▸ Task details
Extract every line that includes the string "title".
[start]
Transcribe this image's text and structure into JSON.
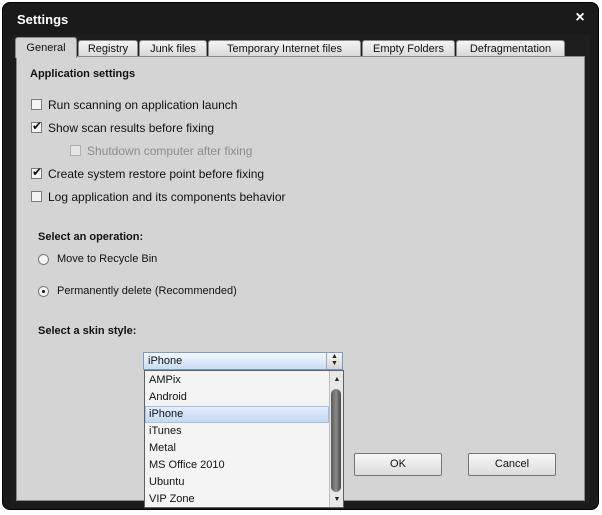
{
  "window": {
    "title": "Settings"
  },
  "tabs": [
    {
      "label": "General"
    },
    {
      "label": "Registry"
    },
    {
      "label": "Junk files"
    },
    {
      "label": "Temporary Internet files"
    },
    {
      "label": "Empty Folders"
    },
    {
      "label": "Defragmentation"
    }
  ],
  "app_settings": {
    "heading": "Application settings",
    "options": [
      {
        "label": "Run scanning on application launch",
        "checked": false,
        "enabled": true
      },
      {
        "label": "Show scan results before fixing",
        "checked": true,
        "enabled": true
      },
      {
        "label": "Shutdown computer after fixing",
        "checked": false,
        "enabled": false
      },
      {
        "label": "Create system restore point before fixing",
        "checked": true,
        "enabled": true
      },
      {
        "label": "Log application and its components behavior",
        "checked": false,
        "enabled": true
      }
    ]
  },
  "operation": {
    "heading": "Select an operation:",
    "options": [
      {
        "label": "Move to Recycle Bin",
        "selected": false
      },
      {
        "label": "Permanently delete (Recommended)",
        "selected": true
      }
    ]
  },
  "skin": {
    "heading": "Select a skin style:",
    "selected": "iPhone",
    "options": [
      "AMPix",
      "Android",
      "iPhone",
      "iTunes",
      "Metal",
      "MS Office 2010",
      "Ubuntu",
      "VIP Zone"
    ]
  },
  "buttons": {
    "ok": "OK",
    "cancel": "Cancel"
  },
  "icons": {
    "close": "×",
    "check": "✔",
    "arrow_up": "▲",
    "arrow_down": "▼"
  }
}
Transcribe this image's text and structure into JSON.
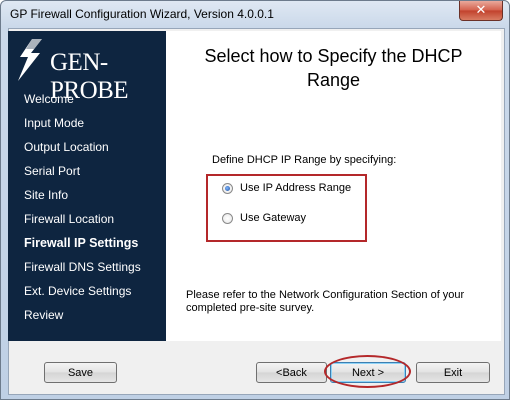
{
  "window": {
    "title": "GP Firewall Configuration Wizard, Version 4.0.0.1",
    "close_glyph": "✕"
  },
  "sidebar": {
    "logo_text": "GEN-PROBE",
    "items": [
      {
        "label": "Welcome"
      },
      {
        "label": "Input Mode"
      },
      {
        "label": "Output Location"
      },
      {
        "label": "Serial Port"
      },
      {
        "label": "Site Info"
      },
      {
        "label": "Firewall Location"
      },
      {
        "label": "Firewall IP Settings",
        "active": true
      },
      {
        "label": "Firewall DNS Settings"
      },
      {
        "label": "Ext. Device Settings"
      },
      {
        "label": "Review"
      }
    ]
  },
  "main": {
    "heading_line1": "Select how to Specify the DHCP",
    "heading_line2": "Range",
    "define_label": "Define DHCP IP Range by specifying:",
    "options": [
      {
        "label": "Use IP Address Range",
        "selected": true
      },
      {
        "label": "Use Gateway",
        "selected": false
      }
    ],
    "note_line1": "Please refer to the Network Configuration Section of your",
    "note_line2": "completed pre-site survey."
  },
  "buttons": {
    "save": "Save",
    "back": "<Back",
    "next": "Next >",
    "exit": "Exit"
  },
  "colors": {
    "sidebar_bg": "#0e2540",
    "annotation_red": "#b4282a"
  }
}
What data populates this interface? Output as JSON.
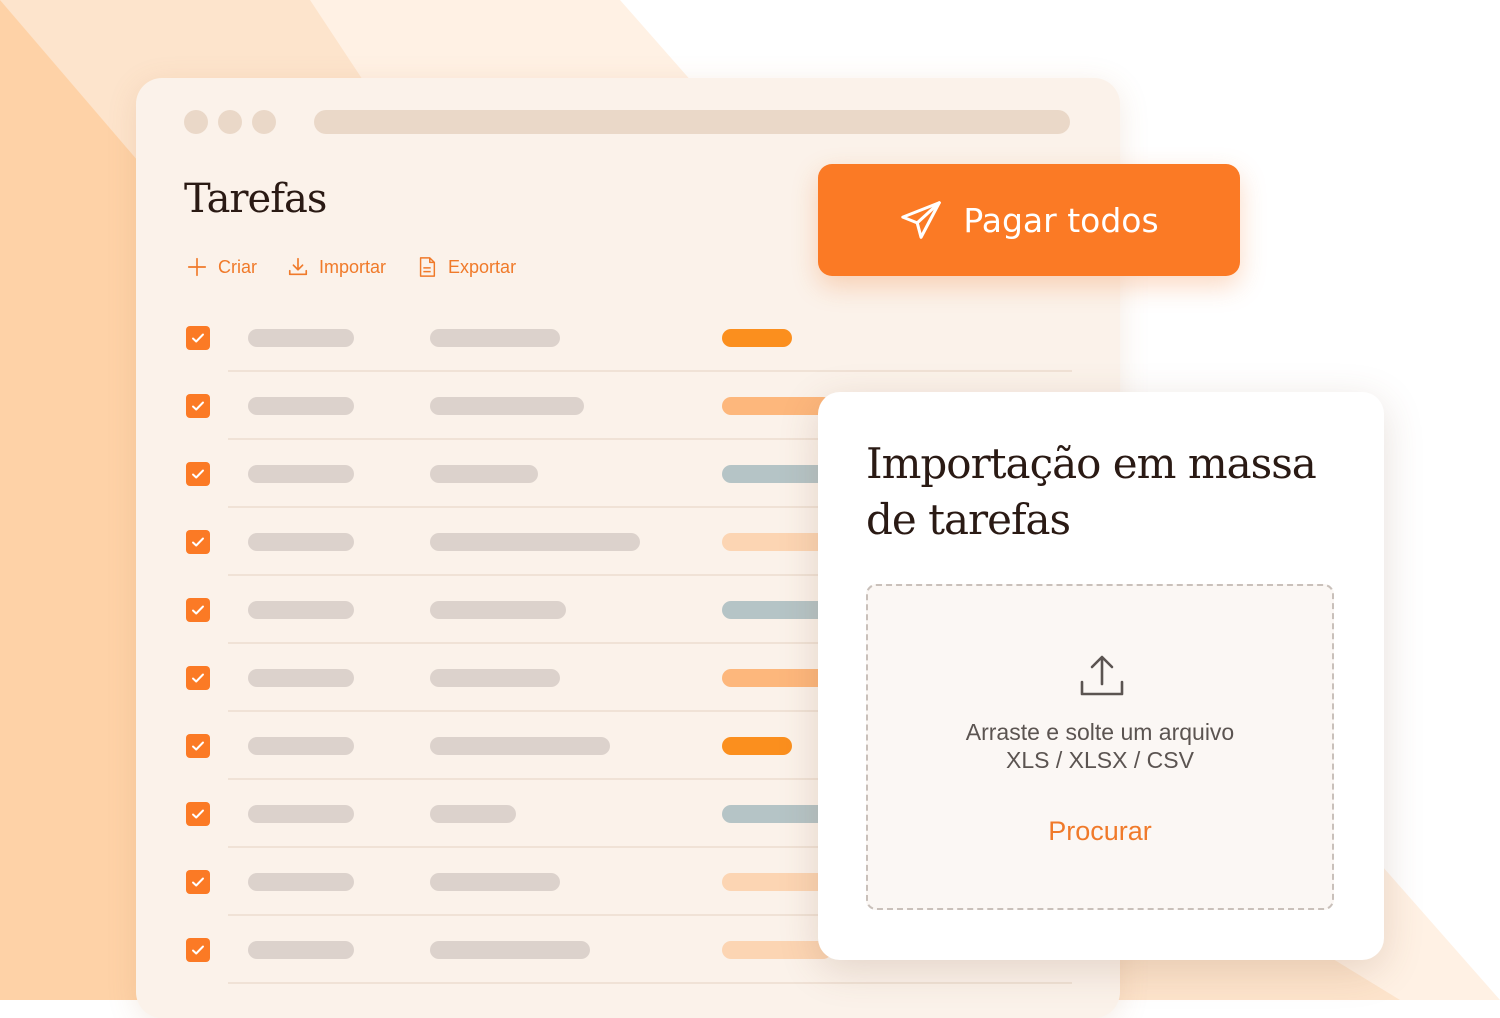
{
  "colors": {
    "accent": "#fb7a25",
    "accent_text": "#f07a2a",
    "window_bg": "#fbf2ea",
    "placeholder": "#dcd2cc",
    "status_orange": "#fb8f1e",
    "status_light_orange": "#fdb77c",
    "status_gray_blue": "#b5c4c6",
    "status_pale_orange": "#fcd5b3"
  },
  "page": {
    "title": "Tarefas"
  },
  "actions": [
    {
      "label": "Criar",
      "icon": "plus-icon"
    },
    {
      "label": "Importar",
      "icon": "download-icon"
    },
    {
      "label": "Exportar",
      "icon": "file-icon"
    }
  ],
  "task_rows": [
    {
      "checked": true,
      "status_color": "#fb8f1e"
    },
    {
      "checked": true,
      "status_color": "#fdb77c"
    },
    {
      "checked": true,
      "status_color": "#b5c4c6"
    },
    {
      "checked": true,
      "status_color": "#fcd5b3"
    },
    {
      "checked": true,
      "status_color": "#b5c4c6"
    },
    {
      "checked": true,
      "status_color": "#fdb77c"
    },
    {
      "checked": true,
      "status_color": "#fb8f1e"
    },
    {
      "checked": true,
      "status_color": "#b5c4c6"
    },
    {
      "checked": true,
      "status_color": "#fcd5b3"
    },
    {
      "checked": true,
      "status_color": "#fcd5b3"
    }
  ],
  "pay_button": {
    "label": "Pagar todos",
    "icon": "send-icon"
  },
  "import_modal": {
    "title": "Importação em massa de tarefas",
    "upload_icon": "upload-icon",
    "drop_text_line1": "Arraste e solte um arquivo",
    "drop_text_line2": "XLS / XLSX / CSV",
    "browse_label": "Procurar"
  }
}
[end]
▸ The output
    "title": "Settings"
    "title": "GP Firewall Configuration Wizard, Version 4.0.0.1",
    "title": "Tarefas"
    "title": "Importação em massa de tarefas",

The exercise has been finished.